D’abord, les chiffres. La CES a enregistré plus d’une centaine de contestations des résultats officiels, avec des allégations de fraude massive venant des candidats battus. Et le principal adversaire dans l’opposition, Jean- Louis Robinson, candidat de l’ancien président Marc Ravalomanana (qui vit en exil en Afrique du Sud depuis son renversement par Rajoelina), a déjà alerté la SADC, qui était en charge de la laborieuse médiation internationale débouchant sur les récentes élections présidentielle et législatives. La CES a choisi de trancher dans le vif, en faisant fi des protestations de Robinson qui a prédit «la fureur du peuple» si les voix de l’opposition sont ignorées…

 

Puis, force est de constater que seulement 50 % des inscrits ont voté ; donc la moitié des électeurs malgaches n’a pas voté – ce qui constitue l’un des plus faibles taux de participation de l’histoire de Madagascar, et qui traduit le désenchantement des Malgaches face à leurs politiciens. Des 50 % de votants, un peu plus de la moitié (soit 53,5 %) a opté pour Rajaonarimampianina, et 46,51 % pour Jean-Louis Robinson. Pas d’avantage net donc.

 

Si on fait abstraction des contestations du camp Ravalomanana- Robinson auprès des instances internationales et des risques de tension relatifs sur le territoire malgache, il reste que Rajaonarimampianina aura des difficultés manifestes à mener sa barque présidentielle face à son ancien leader Rajoelina, privé par la communauté internationale de présidentielle (comme Ravalomanana). En effet, Rajoelina se positionne pour devenir le nouveau Premier ministre, son nouveau parti le Mapar ayant remporté la majorité aux législatives, selon des résultats encore provisoires de la CES. Plus d’un observateur a évoqué la tentation de Rajoelina – qui est resté à la tête d’un pouvoir non élu depuis près de cinq ans et au sein duquel officiait le nouveau président – de conserver l’essentiel du pouvoir, soit les finances publiques et les principaux portefeuilles, alors que le président contrôlera l’armée. Certains parlent même d’un scénario à la Poutine-Medvedev, le temps que Rajoelina reprenne le pouvoir à la prochaine présidentielle. Sauf que Rajaonarimampianina pourrait être moins docile que Medvedev, ce qui provoquera une énième crise institutionnelle à Madagascar.

◇ ◇ ◇ ◇ ◇

D'après l'extrait sur les élections à Madagascar, quel parti de Rajoelina a remporté la majorité aux législatives ?

■ **DONNÉES RECUEILLIES**:
◇ ◇ ◇ ◇ ◇

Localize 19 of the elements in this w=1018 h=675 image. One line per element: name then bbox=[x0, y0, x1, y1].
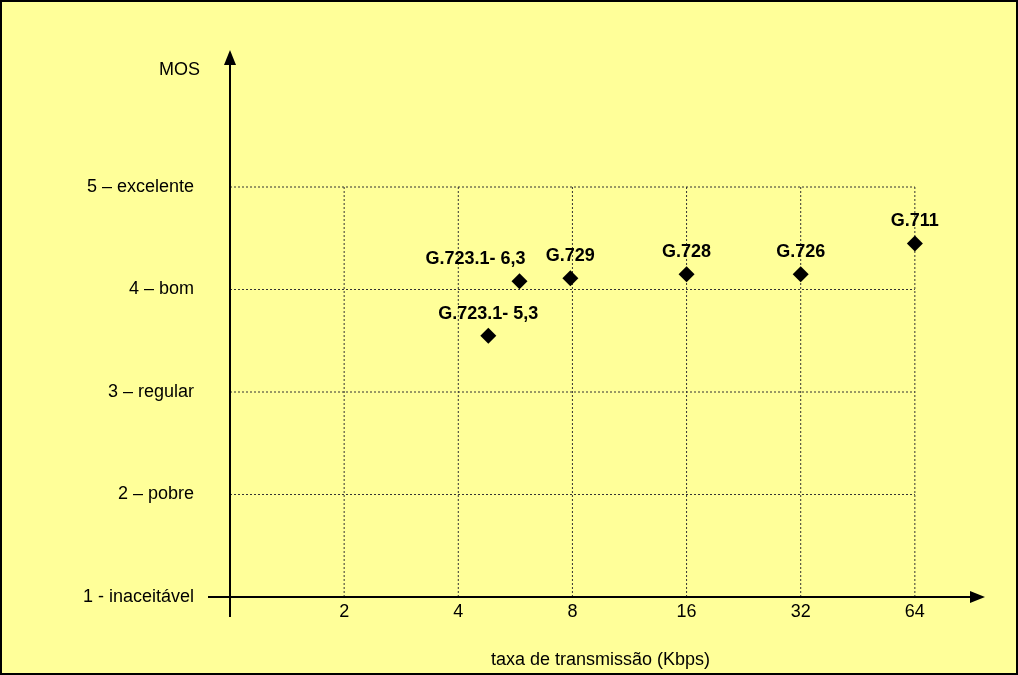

◇ ◇ ◇ ◇ ◇

■ **RÉPONSE**:
Le Mapar, son nouveau parti, selon des résultats encore provisoires de la CES.